_Entries provided:_

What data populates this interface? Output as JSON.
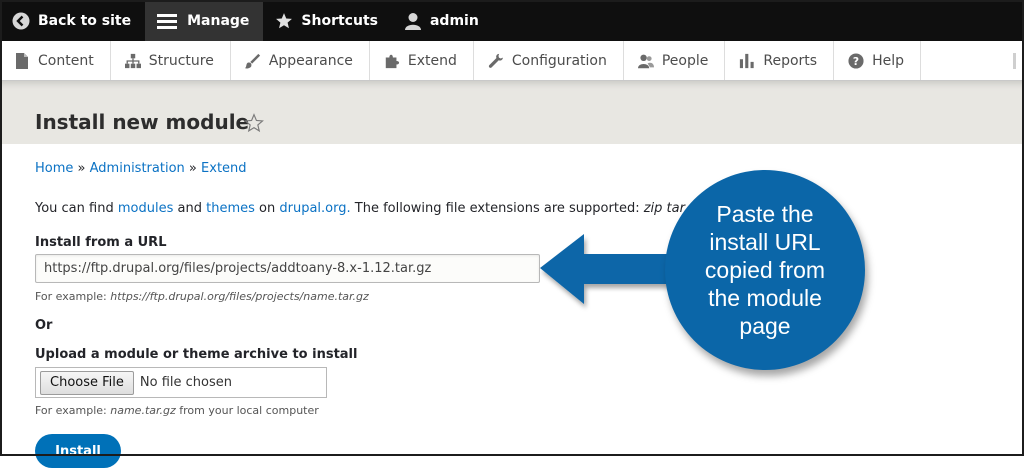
{
  "toolbar": {
    "back_label": "Back to site",
    "manage_label": "Manage",
    "shortcuts_label": "Shortcuts",
    "user_label": "admin"
  },
  "tray": {
    "items": [
      {
        "label": "Content",
        "icon": "file-icon"
      },
      {
        "label": "Structure",
        "icon": "sitemap-icon"
      },
      {
        "label": "Appearance",
        "icon": "paintbrush-icon"
      },
      {
        "label": "Extend",
        "icon": "puzzle-icon"
      },
      {
        "label": "Configuration",
        "icon": "wrench-icon"
      },
      {
        "label": "People",
        "icon": "people-icon"
      },
      {
        "label": "Reports",
        "icon": "bar-chart-icon"
      },
      {
        "label": "Help",
        "icon": "help-icon"
      }
    ]
  },
  "page": {
    "title": "Install new module"
  },
  "breadcrumb": {
    "home": "Home",
    "sep": "»",
    "administration": "Administration",
    "extend": "Extend"
  },
  "intro": {
    "prefix": "You can find",
    "modules_link": "modules",
    "and": "and",
    "themes_link": "themes",
    "on": "on",
    "drupal_link": "drupal.org.",
    "suffix": "The following file extensions are supported:",
    "extensions": "zip tar t"
  },
  "url_field": {
    "label": "Install from a URL",
    "value": "https://ftp.drupal.org/files/projects/addtoany-8.x-1.12.tar.gz",
    "hint_prefix": "For example:",
    "hint_example": "https://ftp.drupal.org/files/projects/name.tar.gz"
  },
  "or_label": "Or",
  "upload_field": {
    "label": "Upload a module or theme archive to install",
    "choose_label": "Choose File",
    "no_file_label": "No file chosen",
    "hint_prefix": "For example:",
    "hint_example": "name.tar.gz",
    "hint_suffix": "from your local computer"
  },
  "install_label": "Install",
  "callout": {
    "text": "Paste the install URL copied from the module page",
    "color": "#0b66a8"
  },
  "colors": {
    "link": "#0b72c4",
    "primary_button": "#0071b8",
    "toolbar_bg": "#0f0f0f",
    "header_bg": "#e8e7e2"
  }
}
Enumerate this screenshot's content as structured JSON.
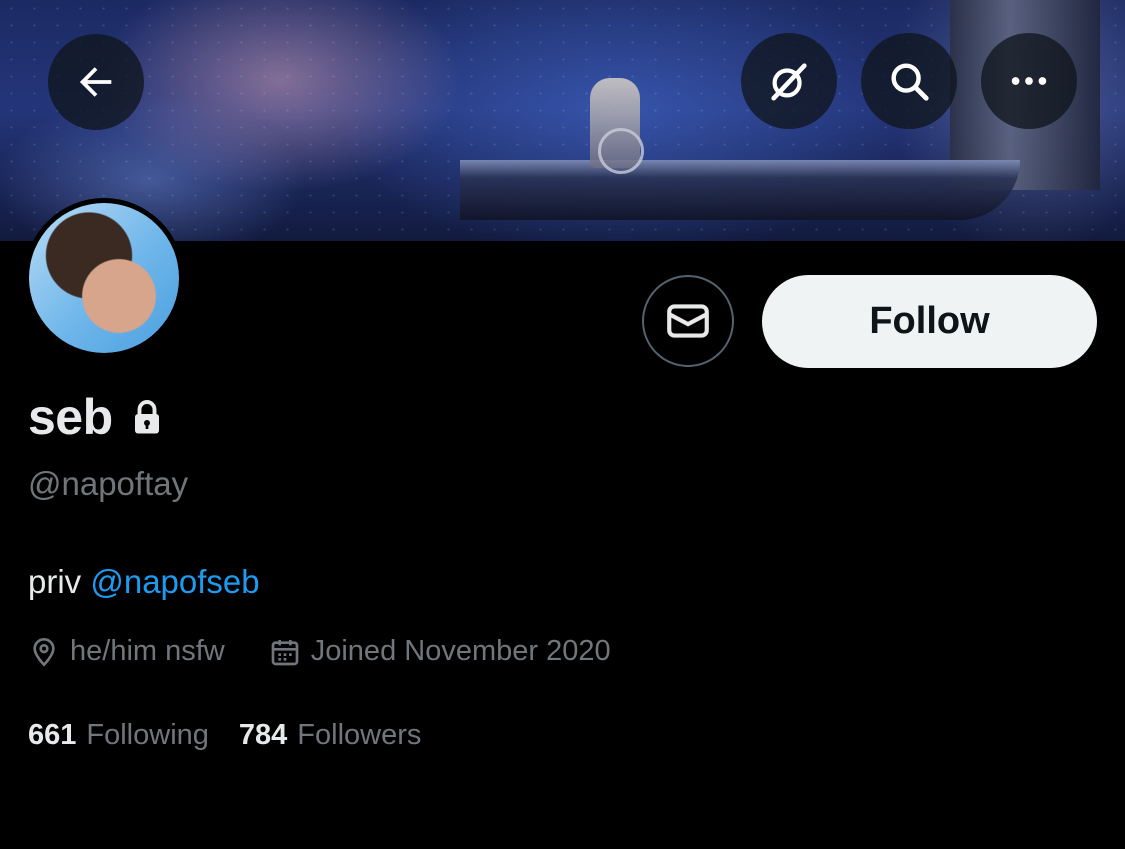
{
  "header": {
    "back_icon": "arrow-left-icon",
    "grok_icon": "grok-icon",
    "search_icon": "search-icon",
    "more_icon": "more-dots-icon",
    "banner_colors": [
      "#1c2a63",
      "#24357a",
      "#121a3e"
    ]
  },
  "actions": {
    "message_icon": "envelope-icon",
    "follow_label": "Follow"
  },
  "profile": {
    "display_name": "seb",
    "protected_icon": "lock-icon",
    "handle": "@napoftay",
    "bio_text": "priv ",
    "bio_mention": "@napofseb",
    "location": "he/him nsfw",
    "location_icon": "location-pin-icon",
    "joined": "Joined November 2020",
    "joined_icon": "calendar-icon"
  },
  "stats": {
    "following_count": "661",
    "following_label": "Following",
    "followers_count": "784",
    "followers_label": "Followers"
  },
  "colors": {
    "background": "#000000",
    "primary_text": "#e7e9ea",
    "secondary_text": "#71767b",
    "link": "#1d9bf0",
    "follow_button_bg": "#eff3f4"
  }
}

_Problem details:_ Take the listing above and restate it word for word, without its pictures.

_Expected answer:_
What data populates this interface? Output as JSON.
{
  "toolbar": {
    "back_label": "Back to site",
    "manage_label": "Manage",
    "shortcuts_label": "Shortcuts",
    "user_label": "admin"
  },
  "tray": {
    "items": [
      {
        "label": "Content",
        "icon": "file-icon"
      },
      {
        "label": "Structure",
        "icon": "sitemap-icon"
      },
      {
        "label": "Appearance",
        "icon": "paintbrush-icon"
      },
      {
        "label": "Extend",
        "icon": "puzzle-icon"
      },
      {
        "label": "Configuration",
        "icon": "wrench-icon"
      },
      {
        "label": "People",
        "icon": "people-icon"
      },
      {
        "label": "Reports",
        "icon": "bar-chart-icon"
      },
      {
        "label": "Help",
        "icon": "help-icon"
      }
    ]
  },
  "page": {
    "title": "Install new module"
  },
  "breadcrumb": {
    "home": "Home",
    "sep": "»",
    "administration": "Administration",
    "extend": "Extend"
  },
  "intro": {
    "prefix": "You can find",
    "modules_link": "modules",
    "and": "and",
    "themes_link": "themes",
    "on": "on",
    "drupal_link": "drupal.org.",
    "suffix": "The following file extensions are supported:",
    "extensions": "zip tar t"
  },
  "url_field": {
    "label": "Install from a URL",
    "value": "https://ftp.drupal.org/files/projects/addtoany-8.x-1.12.tar.gz",
    "hint_prefix": "For example:",
    "hint_example": "https://ftp.drupal.org/files/projects/name.tar.gz"
  },
  "or_label": "Or",
  "upload_field": {
    "label": "Upload a module or theme archive to install",
    "choose_label": "Choose File",
    "no_file_label": "No file chosen",
    "hint_prefix": "For example:",
    "hint_example": "name.tar.gz",
    "hint_suffix": "from your local computer"
  },
  "install_label": "Install",
  "callout": {
    "text": "Paste the install URL copied from the module page",
    "color": "#0b66a8"
  },
  "colors": {
    "link": "#0b72c4",
    "primary_button": "#0071b8",
    "toolbar_bg": "#0f0f0f",
    "header_bg": "#e8e7e2"
  }
}
Enumerate this screenshot's content as structured JSON.
{
  "header": {
    "back_icon": "arrow-left-icon",
    "grok_icon": "grok-icon",
    "search_icon": "search-icon",
    "more_icon": "more-dots-icon",
    "banner_colors": [
      "#1c2a63",
      "#24357a",
      "#121a3e"
    ]
  },
  "actions": {
    "message_icon": "envelope-icon",
    "follow_label": "Follow"
  },
  "profile": {
    "display_name": "seb",
    "protected_icon": "lock-icon",
    "handle": "@napoftay",
    "bio_text": "priv ",
    "bio_mention": "@napofseb",
    "location": "he/him nsfw",
    "location_icon": "location-pin-icon",
    "joined": "Joined November 2020",
    "joined_icon": "calendar-icon"
  },
  "stats": {
    "following_count": "661",
    "following_label": "Following",
    "followers_count": "784",
    "followers_label": "Followers"
  },
  "colors": {
    "background": "#000000",
    "primary_text": "#e7e9ea",
    "secondary_text": "#71767b",
    "link": "#1d9bf0",
    "follow_button_bg": "#eff3f4"
  }
}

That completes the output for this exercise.